▶ WHAT TO DO:
All of the data that follows should be retyped exactly, please, except the pictures.

▶ STORED DATA:
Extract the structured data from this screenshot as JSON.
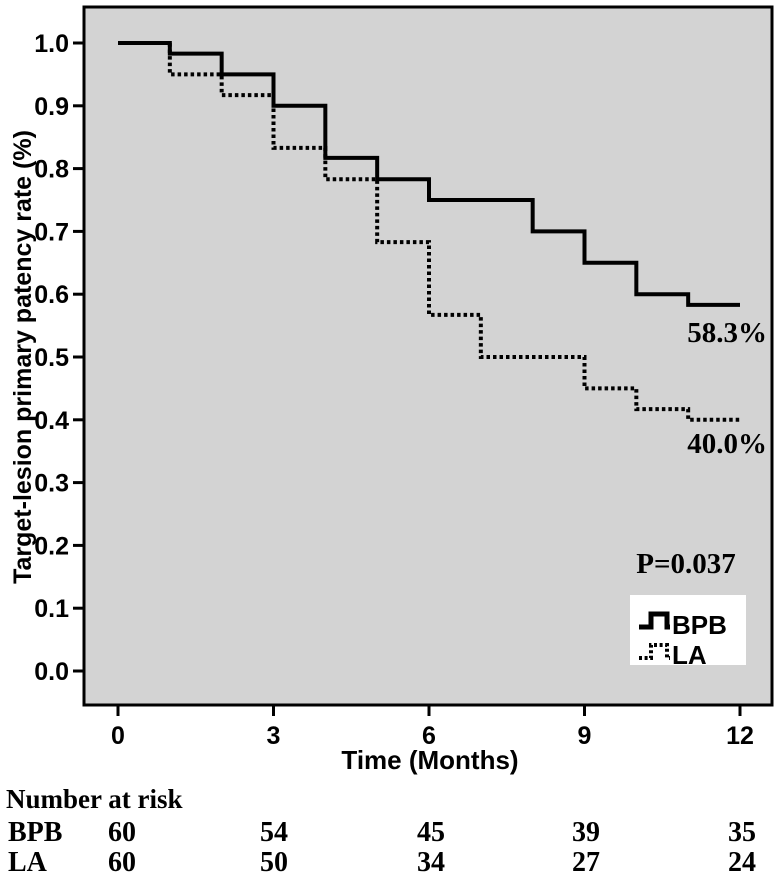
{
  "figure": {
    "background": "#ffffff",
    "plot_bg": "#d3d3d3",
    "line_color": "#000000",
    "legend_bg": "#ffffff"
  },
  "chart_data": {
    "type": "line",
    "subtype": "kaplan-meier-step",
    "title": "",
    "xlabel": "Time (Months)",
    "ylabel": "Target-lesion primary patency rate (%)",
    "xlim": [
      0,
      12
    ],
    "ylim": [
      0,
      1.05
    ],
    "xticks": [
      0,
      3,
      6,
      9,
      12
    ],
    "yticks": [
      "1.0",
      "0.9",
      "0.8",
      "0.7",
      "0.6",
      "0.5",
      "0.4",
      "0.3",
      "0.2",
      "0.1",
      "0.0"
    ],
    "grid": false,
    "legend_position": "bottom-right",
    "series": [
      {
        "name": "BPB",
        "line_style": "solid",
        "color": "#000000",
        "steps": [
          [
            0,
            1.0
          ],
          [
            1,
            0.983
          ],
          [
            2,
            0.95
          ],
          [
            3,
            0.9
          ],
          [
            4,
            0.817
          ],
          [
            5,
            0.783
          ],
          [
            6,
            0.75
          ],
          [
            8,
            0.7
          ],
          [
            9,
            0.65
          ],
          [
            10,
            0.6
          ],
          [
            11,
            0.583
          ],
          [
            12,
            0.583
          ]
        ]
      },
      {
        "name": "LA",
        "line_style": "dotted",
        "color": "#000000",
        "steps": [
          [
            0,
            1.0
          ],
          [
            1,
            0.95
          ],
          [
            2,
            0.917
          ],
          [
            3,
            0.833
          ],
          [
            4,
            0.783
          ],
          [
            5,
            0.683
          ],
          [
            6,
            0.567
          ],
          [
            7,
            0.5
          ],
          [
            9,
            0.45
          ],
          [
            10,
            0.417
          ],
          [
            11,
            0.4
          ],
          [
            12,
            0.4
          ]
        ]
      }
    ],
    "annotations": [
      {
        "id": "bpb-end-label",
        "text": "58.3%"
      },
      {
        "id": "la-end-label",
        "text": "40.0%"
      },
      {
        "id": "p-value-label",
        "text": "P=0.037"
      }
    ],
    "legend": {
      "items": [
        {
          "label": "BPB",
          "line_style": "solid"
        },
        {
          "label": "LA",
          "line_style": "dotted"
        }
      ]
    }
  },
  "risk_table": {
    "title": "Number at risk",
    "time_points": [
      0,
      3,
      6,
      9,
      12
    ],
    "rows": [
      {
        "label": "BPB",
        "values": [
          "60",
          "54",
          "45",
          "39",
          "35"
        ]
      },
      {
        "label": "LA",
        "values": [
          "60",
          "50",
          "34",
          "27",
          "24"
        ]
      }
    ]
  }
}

▶ OUTPUT OF THE TASK:
Extract the structured data from this screenshot as JSON.
{
  "figure": {
    "background": "#ffffff",
    "plot_bg": "#d3d3d3",
    "line_color": "#000000",
    "legend_bg": "#ffffff"
  },
  "chart_data": {
    "type": "line",
    "subtype": "kaplan-meier-step",
    "title": "",
    "xlabel": "Time (Months)",
    "ylabel": "Target-lesion primary patency rate (%)",
    "xlim": [
      0,
      12
    ],
    "ylim": [
      0,
      1.05
    ],
    "xticks": [
      0,
      3,
      6,
      9,
      12
    ],
    "yticks": [
      "1.0",
      "0.9",
      "0.8",
      "0.7",
      "0.6",
      "0.5",
      "0.4",
      "0.3",
      "0.2",
      "0.1",
      "0.0"
    ],
    "grid": false,
    "legend_position": "bottom-right",
    "series": [
      {
        "name": "BPB",
        "line_style": "solid",
        "color": "#000000",
        "steps": [
          [
            0,
            1.0
          ],
          [
            1,
            0.983
          ],
          [
            2,
            0.95
          ],
          [
            3,
            0.9
          ],
          [
            4,
            0.817
          ],
          [
            5,
            0.783
          ],
          [
            6,
            0.75
          ],
          [
            8,
            0.7
          ],
          [
            9,
            0.65
          ],
          [
            10,
            0.6
          ],
          [
            11,
            0.583
          ],
          [
            12,
            0.583
          ]
        ]
      },
      {
        "name": "LA",
        "line_style": "dotted",
        "color": "#000000",
        "steps": [
          [
            0,
            1.0
          ],
          [
            1,
            0.95
          ],
          [
            2,
            0.917
          ],
          [
            3,
            0.833
          ],
          [
            4,
            0.783
          ],
          [
            5,
            0.683
          ],
          [
            6,
            0.567
          ],
          [
            7,
            0.5
          ],
          [
            9,
            0.45
          ],
          [
            10,
            0.417
          ],
          [
            11,
            0.4
          ],
          [
            12,
            0.4
          ]
        ]
      }
    ],
    "annotations": [
      {
        "id": "bpb-end-label",
        "text": "58.3%"
      },
      {
        "id": "la-end-label",
        "text": "40.0%"
      },
      {
        "id": "p-value-label",
        "text": "P=0.037"
      }
    ],
    "legend": {
      "items": [
        {
          "label": "BPB",
          "line_style": "solid"
        },
        {
          "label": "LA",
          "line_style": "dotted"
        }
      ]
    }
  },
  "risk_table": {
    "title": "Number at risk",
    "time_points": [
      0,
      3,
      6,
      9,
      12
    ],
    "rows": [
      {
        "label": "BPB",
        "values": [
          "60",
          "54",
          "45",
          "39",
          "35"
        ]
      },
      {
        "label": "LA",
        "values": [
          "60",
          "50",
          "34",
          "27",
          "24"
        ]
      }
    ]
  }
}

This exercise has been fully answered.